__What this task involves__
Output every line below without omitting or altering anything.

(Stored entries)
>> start
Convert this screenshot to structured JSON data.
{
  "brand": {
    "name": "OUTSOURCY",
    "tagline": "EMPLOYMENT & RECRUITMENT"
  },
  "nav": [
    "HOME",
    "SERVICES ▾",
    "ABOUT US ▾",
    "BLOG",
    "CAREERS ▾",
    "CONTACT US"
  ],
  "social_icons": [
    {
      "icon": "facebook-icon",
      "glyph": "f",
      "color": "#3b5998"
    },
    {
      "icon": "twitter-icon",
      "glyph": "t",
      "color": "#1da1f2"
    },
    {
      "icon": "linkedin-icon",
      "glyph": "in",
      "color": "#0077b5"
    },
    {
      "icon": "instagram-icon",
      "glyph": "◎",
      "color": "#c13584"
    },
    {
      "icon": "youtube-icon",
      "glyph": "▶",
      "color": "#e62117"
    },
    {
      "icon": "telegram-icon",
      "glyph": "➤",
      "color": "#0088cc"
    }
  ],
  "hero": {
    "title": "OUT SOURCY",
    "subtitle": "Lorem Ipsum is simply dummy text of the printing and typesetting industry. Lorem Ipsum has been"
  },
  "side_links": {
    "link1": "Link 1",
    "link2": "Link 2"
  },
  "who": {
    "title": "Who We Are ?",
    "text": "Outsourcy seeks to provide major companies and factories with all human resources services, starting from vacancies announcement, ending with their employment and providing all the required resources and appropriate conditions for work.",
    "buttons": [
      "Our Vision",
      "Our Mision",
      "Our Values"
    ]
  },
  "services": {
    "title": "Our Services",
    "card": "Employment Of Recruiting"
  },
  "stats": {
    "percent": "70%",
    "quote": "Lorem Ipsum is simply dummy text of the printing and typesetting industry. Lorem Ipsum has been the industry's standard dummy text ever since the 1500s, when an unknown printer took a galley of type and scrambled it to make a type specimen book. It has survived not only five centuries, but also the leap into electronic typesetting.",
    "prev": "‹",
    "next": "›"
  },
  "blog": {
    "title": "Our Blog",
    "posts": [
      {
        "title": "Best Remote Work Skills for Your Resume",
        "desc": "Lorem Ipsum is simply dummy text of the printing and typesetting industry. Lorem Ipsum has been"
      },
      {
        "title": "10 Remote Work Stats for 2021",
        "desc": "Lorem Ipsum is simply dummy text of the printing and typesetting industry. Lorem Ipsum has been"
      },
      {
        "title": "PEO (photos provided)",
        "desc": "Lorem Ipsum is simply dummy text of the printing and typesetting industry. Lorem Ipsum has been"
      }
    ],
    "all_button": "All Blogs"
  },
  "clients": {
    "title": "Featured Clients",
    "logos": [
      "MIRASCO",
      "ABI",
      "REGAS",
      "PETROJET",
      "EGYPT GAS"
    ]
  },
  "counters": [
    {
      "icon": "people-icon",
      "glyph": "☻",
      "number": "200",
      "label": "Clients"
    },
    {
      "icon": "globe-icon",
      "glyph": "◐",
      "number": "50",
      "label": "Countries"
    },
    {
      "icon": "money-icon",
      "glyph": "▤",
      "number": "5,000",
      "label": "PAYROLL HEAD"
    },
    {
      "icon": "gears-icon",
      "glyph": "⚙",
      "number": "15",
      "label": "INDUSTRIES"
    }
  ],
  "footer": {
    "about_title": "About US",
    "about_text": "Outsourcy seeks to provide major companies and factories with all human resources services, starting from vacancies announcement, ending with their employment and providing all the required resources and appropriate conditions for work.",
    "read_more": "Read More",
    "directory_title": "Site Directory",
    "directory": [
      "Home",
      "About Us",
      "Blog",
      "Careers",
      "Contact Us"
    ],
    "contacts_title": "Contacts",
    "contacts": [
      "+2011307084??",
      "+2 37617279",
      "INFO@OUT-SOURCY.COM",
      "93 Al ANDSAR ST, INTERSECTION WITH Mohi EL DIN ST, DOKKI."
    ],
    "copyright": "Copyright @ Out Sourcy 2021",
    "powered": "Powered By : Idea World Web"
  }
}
>> end
__Full answer__
Convert this screenshot to structured JSON data.
{
  "brand": {
    "name": "OUTSOURCY",
    "tagline": "EMPLOYMENT & RECRUITMENT"
  },
  "nav": [
    "HOME",
    "SERVICES ▾",
    "ABOUT US ▾",
    "BLOG",
    "CAREERS ▾",
    "CONTACT US"
  ],
  "social_icons": [
    {
      "icon": "facebook-icon",
      "glyph": "f",
      "color": "#3b5998"
    },
    {
      "icon": "twitter-icon",
      "glyph": "t",
      "color": "#1da1f2"
    },
    {
      "icon": "linkedin-icon",
      "glyph": "in",
      "color": "#0077b5"
    },
    {
      "icon": "instagram-icon",
      "glyph": "◎",
      "color": "#c13584"
    },
    {
      "icon": "youtube-icon",
      "glyph": "▶",
      "color": "#e62117"
    },
    {
      "icon": "telegram-icon",
      "glyph": "➤",
      "color": "#0088cc"
    }
  ],
  "hero": {
    "title": "OUT SOURCY",
    "subtitle": "Lorem Ipsum is simply dummy text of the printing and typesetting industry. Lorem Ipsum has been"
  },
  "side_links": {
    "link1": "Link 1",
    "link2": "Link 2"
  },
  "who": {
    "title": "Who We Are ?",
    "text": "Outsourcy seeks to provide major companies and factories with all human resources services, starting from vacancies announcement, ending with their employment and providing all the required resources and appropriate conditions for work.",
    "buttons": [
      "Our Vision",
      "Our Mision",
      "Our Values"
    ]
  },
  "services": {
    "title": "Our Services",
    "card": "Employment Of Recruiting"
  },
  "stats": {
    "percent": "70%",
    "quote": "Lorem Ipsum is simply dummy text of the printing and typesetting industry. Lorem Ipsum has been the industry's standard dummy text ever since the 1500s, when an unknown printer took a galley of type and scrambled it to make a type specimen book. It has survived not only five centuries, but also the leap into electronic typesetting.",
    "prev": "‹",
    "next": "›"
  },
  "blog": {
    "title": "Our Blog",
    "posts": [
      {
        "title": "Best Remote Work Skills for Your Resume",
        "desc": "Lorem Ipsum is simply dummy text of the printing and typesetting industry. Lorem Ipsum has been"
      },
      {
        "title": "10 Remote Work Stats for 2021",
        "desc": "Lorem Ipsum is simply dummy text of the printing and typesetting industry. Lorem Ipsum has been"
      },
      {
        "title": "PEO (photos provided)",
        "desc": "Lorem Ipsum is simply dummy text of the printing and typesetting industry. Lorem Ipsum has been"
      }
    ],
    "all_button": "All Blogs"
  },
  "clients": {
    "title": "Featured Clients",
    "logos": [
      "MIRASCO",
      "ABI",
      "REGAS",
      "PETROJET",
      "EGYPT GAS"
    ]
  },
  "counters": [
    {
      "icon": "people-icon",
      "glyph": "☻",
      "number": "200",
      "label": "Clients"
    },
    {
      "icon": "globe-icon",
      "glyph": "◐",
      "number": "50",
      "label": "Countries"
    },
    {
      "icon": "money-icon",
      "glyph": "▤",
      "number": "5,000",
      "label": "PAYROLL HEAD"
    },
    {
      "icon": "gears-icon",
      "glyph": "⚙",
      "number": "15",
      "label": "INDUSTRIES"
    }
  ],
  "footer": {
    "about_title": "About US",
    "about_text": "Outsourcy seeks to provide major companies and factories with all human resources services, starting from vacancies announcement, ending with their employment and providing all the required resources and appropriate conditions for work.",
    "read_more": "Read More",
    "directory_title": "Site Directory",
    "directory": [
      "Home",
      "About Us",
      "Blog",
      "Careers",
      "Contact Us"
    ],
    "contacts_title": "Contacts",
    "contacts": [
      "+2011307084??",
      "+2 37617279",
      "INFO@OUT-SOURCY.COM",
      "93 Al ANDSAR ST, INTERSECTION WITH Mohi EL DIN ST, DOKKI."
    ],
    "copyright": "Copyright @ Out Sourcy 2021",
    "powered": "Powered By : Idea World Web"
  }
}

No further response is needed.